Description of the task
Please write out the complete listing that follows, exactly as it reads.

Data extracted from a collection
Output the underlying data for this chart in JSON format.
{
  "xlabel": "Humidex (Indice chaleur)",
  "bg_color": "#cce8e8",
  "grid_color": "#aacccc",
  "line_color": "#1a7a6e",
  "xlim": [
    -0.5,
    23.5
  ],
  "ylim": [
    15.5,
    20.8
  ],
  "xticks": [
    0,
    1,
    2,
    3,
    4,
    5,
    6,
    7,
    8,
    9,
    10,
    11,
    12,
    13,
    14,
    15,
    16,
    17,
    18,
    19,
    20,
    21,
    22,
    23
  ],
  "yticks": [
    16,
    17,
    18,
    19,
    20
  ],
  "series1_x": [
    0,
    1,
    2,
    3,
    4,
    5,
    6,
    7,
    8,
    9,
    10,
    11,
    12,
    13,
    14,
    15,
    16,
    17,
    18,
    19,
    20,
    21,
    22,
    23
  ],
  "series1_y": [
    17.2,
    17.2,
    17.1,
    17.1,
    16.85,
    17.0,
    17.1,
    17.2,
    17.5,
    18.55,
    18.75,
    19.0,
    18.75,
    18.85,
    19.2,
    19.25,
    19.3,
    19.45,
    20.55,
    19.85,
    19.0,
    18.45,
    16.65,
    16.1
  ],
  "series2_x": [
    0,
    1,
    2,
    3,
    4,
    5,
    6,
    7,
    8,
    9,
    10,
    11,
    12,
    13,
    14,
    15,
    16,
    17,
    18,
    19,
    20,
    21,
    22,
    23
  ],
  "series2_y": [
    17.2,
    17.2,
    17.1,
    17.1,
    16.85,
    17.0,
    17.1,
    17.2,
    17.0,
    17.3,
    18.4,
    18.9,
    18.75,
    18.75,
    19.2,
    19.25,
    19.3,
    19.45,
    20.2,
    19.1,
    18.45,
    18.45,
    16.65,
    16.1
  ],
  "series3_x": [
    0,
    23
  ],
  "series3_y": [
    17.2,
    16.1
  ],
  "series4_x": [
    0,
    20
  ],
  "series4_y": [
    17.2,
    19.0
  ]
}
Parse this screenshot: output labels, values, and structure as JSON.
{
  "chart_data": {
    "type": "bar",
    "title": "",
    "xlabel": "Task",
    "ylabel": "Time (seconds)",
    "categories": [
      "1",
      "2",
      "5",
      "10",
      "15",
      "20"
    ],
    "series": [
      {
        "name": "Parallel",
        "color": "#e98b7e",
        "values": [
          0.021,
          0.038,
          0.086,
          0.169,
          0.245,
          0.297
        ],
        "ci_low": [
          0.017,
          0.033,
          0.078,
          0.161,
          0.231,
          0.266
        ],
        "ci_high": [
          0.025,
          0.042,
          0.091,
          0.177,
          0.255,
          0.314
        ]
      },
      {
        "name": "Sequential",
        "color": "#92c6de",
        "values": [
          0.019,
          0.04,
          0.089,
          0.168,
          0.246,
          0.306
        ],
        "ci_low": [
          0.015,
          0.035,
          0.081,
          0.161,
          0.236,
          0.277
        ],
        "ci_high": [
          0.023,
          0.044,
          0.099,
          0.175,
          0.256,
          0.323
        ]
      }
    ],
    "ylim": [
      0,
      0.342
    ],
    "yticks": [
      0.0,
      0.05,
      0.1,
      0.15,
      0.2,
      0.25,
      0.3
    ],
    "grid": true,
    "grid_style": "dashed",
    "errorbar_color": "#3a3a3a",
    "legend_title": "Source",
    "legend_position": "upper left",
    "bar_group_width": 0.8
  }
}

Expected answer
Output the underlying data for this chart in JSON format.
{
  "xlabel": "Humidex (Indice chaleur)",
  "bg_color": "#cce8e8",
  "grid_color": "#aacccc",
  "line_color": "#1a7a6e",
  "xlim": [
    -0.5,
    23.5
  ],
  "ylim": [
    15.5,
    20.8
  ],
  "xticks": [
    0,
    1,
    2,
    3,
    4,
    5,
    6,
    7,
    8,
    9,
    10,
    11,
    12,
    13,
    14,
    15,
    16,
    17,
    18,
    19,
    20,
    21,
    22,
    23
  ],
  "yticks": [
    16,
    17,
    18,
    19,
    20
  ],
  "series1_x": [
    0,
    1,
    2,
    3,
    4,
    5,
    6,
    7,
    8,
    9,
    10,
    11,
    12,
    13,
    14,
    15,
    16,
    17,
    18,
    19,
    20,
    21,
    22,
    23
  ],
  "series1_y": [
    17.2,
    17.2,
    17.1,
    17.1,
    16.85,
    17.0,
    17.1,
    17.2,
    17.5,
    18.55,
    18.75,
    19.0,
    18.75,
    18.85,
    19.2,
    19.25,
    19.3,
    19.45,
    20.55,
    19.85,
    19.0,
    18.45,
    16.65,
    16.1
  ],
  "series2_x": [
    0,
    1,
    2,
    3,
    4,
    5,
    6,
    7,
    8,
    9,
    10,
    11,
    12,
    13,
    14,
    15,
    16,
    17,
    18,
    19,
    20,
    21,
    22,
    23
  ],
  "series2_y": [
    17.2,
    17.2,
    17.1,
    17.1,
    16.85,
    17.0,
    17.1,
    17.2,
    17.0,
    17.3,
    18.4,
    18.9,
    18.75,
    18.75,
    19.2,
    19.25,
    19.3,
    19.45,
    20.2,
    19.1,
    18.45,
    18.45,
    16.65,
    16.1
  ],
  "series3_x": [
    0,
    23
  ],
  "series3_y": [
    17.2,
    16.1
  ],
  "series4_x": [
    0,
    20
  ],
  "series4_y": [
    17.2,
    19.0
  ]
}
Parse this screenshot: output labels, values, and structure as JSON.
{
  "chart_data": {
    "type": "bar",
    "title": "",
    "xlabel": "Task",
    "ylabel": "Time (seconds)",
    "categories": [
      "1",
      "2",
      "5",
      "10",
      "15",
      "20"
    ],
    "series": [
      {
        "name": "Parallel",
        "color": "#e98b7e",
        "values": [
          0.021,
          0.038,
          0.086,
          0.169,
          0.245,
          0.297
        ],
        "ci_low": [
          0.017,
          0.033,
          0.078,
          0.161,
          0.231,
          0.266
        ],
        "ci_high": [
          0.025,
          0.042,
          0.091,
          0.177,
          0.255,
          0.314
        ]
      },
      {
        "name": "Sequential",
        "color": "#92c6de",
        "values": [
          0.019,
          0.04,
          0.089,
          0.168,
          0.246,
          0.306
        ],
        "ci_low": [
          0.015,
          0.035,
          0.081,
          0.161,
          0.236,
          0.277
        ],
        "ci_high": [
          0.023,
          0.044,
          0.099,
          0.175,
          0.256,
          0.323
        ]
      }
    ],
    "ylim": [
      0,
      0.342
    ],
    "yticks": [
      0.0,
      0.05,
      0.1,
      0.15,
      0.2,
      0.25,
      0.3
    ],
    "grid": true,
    "grid_style": "dashed",
    "errorbar_color": "#3a3a3a",
    "legend_title": "Source",
    "legend_position": "upper left",
    "bar_group_width": 0.8
  }
}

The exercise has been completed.